◆ Extract:
:::

AI ASCII Art Generator
Develop a Python program that uses AI to generate ASCII art. The program should take an input image file, process it with an AI model, and output the corresponding ASCII art representation of the image. Ensure to include libraries such as Pillow for image handling and any AI model you deem appropriate for image processing, such as a pre-trained neural network. Consider user customization options for ASCII character sets and output dimensions.

:::

◆ Work order 1:
Answer these questions about the AI ASCII art generator extract, one line each:
(a) Which library does it name for image handling?
(b) What kind of AI model does it offer as an example?
(c) Which two customization options should the program consider?
◆ Work order 2: Summarize the AI ASCII art generator extract in two sentences.

:::

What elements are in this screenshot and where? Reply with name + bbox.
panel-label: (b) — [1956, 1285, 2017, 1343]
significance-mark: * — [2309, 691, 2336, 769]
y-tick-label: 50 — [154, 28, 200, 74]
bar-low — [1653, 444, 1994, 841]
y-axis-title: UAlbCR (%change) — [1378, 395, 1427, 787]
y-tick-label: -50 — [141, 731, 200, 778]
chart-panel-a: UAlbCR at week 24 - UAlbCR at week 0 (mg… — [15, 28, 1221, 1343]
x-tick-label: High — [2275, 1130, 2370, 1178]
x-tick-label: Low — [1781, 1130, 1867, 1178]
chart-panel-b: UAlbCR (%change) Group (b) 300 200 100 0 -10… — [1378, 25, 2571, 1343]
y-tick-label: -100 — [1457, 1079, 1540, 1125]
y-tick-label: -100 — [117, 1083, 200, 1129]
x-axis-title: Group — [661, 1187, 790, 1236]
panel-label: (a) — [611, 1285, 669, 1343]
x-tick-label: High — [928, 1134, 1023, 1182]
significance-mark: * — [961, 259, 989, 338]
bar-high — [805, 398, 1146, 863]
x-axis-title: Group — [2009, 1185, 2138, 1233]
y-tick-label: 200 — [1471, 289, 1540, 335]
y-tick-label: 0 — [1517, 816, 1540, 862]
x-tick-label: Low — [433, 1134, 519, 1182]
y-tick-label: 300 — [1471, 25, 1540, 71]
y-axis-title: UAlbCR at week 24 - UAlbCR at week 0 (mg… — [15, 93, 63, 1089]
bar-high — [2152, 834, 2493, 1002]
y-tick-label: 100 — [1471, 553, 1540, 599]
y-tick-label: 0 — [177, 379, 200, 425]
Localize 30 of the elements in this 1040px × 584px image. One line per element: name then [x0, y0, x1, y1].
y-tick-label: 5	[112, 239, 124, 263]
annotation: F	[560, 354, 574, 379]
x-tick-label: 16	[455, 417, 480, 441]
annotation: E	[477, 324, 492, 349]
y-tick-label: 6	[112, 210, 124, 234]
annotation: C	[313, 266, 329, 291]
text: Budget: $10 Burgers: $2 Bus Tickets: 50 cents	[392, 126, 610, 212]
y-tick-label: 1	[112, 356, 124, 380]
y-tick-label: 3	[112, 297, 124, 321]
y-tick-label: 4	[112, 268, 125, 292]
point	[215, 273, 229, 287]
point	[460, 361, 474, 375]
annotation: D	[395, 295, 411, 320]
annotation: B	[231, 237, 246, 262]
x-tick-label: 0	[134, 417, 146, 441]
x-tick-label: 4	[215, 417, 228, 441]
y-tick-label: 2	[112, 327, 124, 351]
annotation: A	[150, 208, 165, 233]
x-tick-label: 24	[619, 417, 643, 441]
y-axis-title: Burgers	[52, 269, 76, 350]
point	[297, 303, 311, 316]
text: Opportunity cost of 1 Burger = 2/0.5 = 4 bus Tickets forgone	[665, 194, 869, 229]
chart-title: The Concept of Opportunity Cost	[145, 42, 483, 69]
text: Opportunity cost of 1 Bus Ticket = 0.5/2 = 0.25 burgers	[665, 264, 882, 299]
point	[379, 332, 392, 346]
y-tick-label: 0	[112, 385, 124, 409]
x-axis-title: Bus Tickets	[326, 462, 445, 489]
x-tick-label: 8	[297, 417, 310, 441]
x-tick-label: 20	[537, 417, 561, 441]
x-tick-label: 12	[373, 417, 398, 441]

:::

◆ Written answer 1:
(a) Pillow
(b) A pre-trained neural network
(c) ASCII character sets and output dimensions

◆ Written answer 2: The task is to develop a Python program that takes an input image file, processes it with an AI model, and outputs an ASCII art representation of the image. It should use libraries such as Pillow for image handling and a suitable AI model, such as a pre-trained neural network, and should consider letting users customize the ASCII character sets and output dimensions.